◆ **Job**
Scan the entries for the string "true" and give the number of lines that have it, nothing further.

◆ **Input rows**
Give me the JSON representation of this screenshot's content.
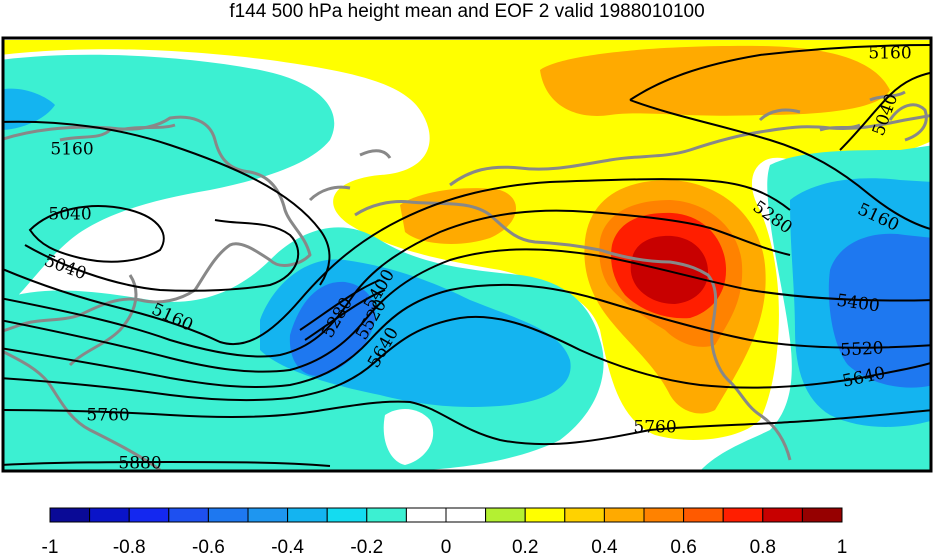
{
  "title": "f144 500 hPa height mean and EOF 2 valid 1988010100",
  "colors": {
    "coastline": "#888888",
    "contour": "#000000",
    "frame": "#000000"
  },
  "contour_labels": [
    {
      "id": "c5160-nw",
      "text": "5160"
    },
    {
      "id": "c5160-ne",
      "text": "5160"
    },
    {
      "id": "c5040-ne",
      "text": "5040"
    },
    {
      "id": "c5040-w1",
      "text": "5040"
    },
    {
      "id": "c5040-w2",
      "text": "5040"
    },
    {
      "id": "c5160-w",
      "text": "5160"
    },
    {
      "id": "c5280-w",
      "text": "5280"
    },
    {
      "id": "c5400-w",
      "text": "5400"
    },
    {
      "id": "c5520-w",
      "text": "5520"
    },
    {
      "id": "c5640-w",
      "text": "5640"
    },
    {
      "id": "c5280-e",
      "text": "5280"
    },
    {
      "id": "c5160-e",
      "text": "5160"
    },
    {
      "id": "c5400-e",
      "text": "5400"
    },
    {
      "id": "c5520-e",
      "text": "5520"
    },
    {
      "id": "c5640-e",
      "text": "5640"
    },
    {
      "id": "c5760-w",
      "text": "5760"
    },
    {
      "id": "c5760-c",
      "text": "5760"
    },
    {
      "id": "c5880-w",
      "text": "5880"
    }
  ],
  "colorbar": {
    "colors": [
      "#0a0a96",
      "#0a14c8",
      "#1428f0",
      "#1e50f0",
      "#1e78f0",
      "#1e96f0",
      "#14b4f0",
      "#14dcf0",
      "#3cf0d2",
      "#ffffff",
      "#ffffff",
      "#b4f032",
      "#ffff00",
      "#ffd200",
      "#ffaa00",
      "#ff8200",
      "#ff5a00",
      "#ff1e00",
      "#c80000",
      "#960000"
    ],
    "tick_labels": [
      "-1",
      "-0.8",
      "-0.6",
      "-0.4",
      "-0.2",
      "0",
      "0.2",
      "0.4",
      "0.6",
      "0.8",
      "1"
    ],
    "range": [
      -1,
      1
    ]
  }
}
---
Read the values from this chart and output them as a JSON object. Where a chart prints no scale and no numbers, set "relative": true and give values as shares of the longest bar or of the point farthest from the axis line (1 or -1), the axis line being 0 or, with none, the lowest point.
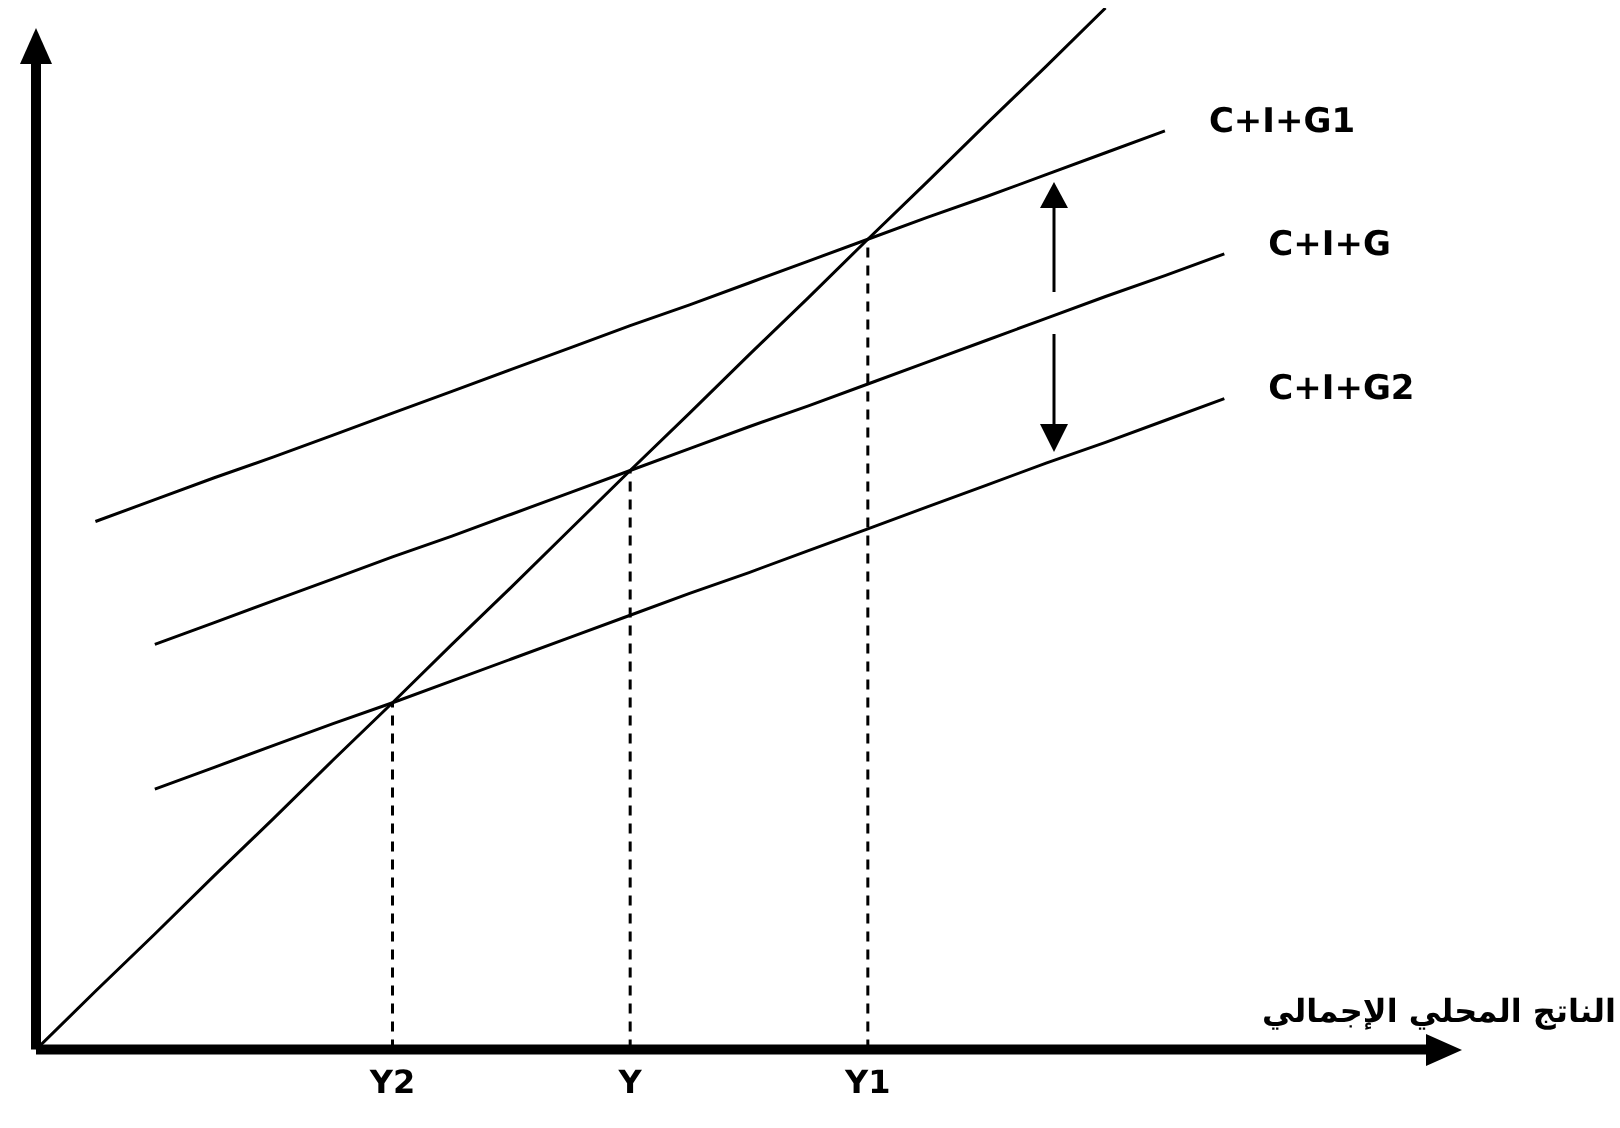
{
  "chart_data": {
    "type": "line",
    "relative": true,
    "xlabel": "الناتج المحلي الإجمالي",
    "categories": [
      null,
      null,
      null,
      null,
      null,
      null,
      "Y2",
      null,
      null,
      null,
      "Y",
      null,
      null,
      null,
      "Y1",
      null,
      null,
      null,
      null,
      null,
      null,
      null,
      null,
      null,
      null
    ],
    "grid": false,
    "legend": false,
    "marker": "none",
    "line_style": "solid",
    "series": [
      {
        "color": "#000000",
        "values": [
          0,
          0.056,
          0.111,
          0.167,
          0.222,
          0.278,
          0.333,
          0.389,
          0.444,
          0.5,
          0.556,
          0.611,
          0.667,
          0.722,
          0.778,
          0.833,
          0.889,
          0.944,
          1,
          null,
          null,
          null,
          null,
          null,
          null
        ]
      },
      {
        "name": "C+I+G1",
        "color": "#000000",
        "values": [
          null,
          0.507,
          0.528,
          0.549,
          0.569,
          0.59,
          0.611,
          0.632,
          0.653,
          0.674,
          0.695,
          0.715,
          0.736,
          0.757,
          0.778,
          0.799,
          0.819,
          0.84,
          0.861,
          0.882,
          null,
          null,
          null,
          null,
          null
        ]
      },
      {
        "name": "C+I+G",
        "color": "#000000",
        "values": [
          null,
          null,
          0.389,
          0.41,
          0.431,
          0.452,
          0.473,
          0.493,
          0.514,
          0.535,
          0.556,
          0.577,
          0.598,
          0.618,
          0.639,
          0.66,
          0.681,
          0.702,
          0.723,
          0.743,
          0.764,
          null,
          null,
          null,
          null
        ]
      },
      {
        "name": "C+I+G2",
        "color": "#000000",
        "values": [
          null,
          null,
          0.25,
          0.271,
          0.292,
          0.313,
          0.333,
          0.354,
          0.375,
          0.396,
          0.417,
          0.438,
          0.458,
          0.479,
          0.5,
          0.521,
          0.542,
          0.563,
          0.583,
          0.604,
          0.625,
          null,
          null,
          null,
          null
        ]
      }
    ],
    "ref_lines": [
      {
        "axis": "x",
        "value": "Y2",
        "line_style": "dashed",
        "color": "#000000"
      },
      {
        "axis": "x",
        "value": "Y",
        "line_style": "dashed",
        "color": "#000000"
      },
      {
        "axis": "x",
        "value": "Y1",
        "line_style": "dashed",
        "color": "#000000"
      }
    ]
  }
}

◆ **Written reply**
2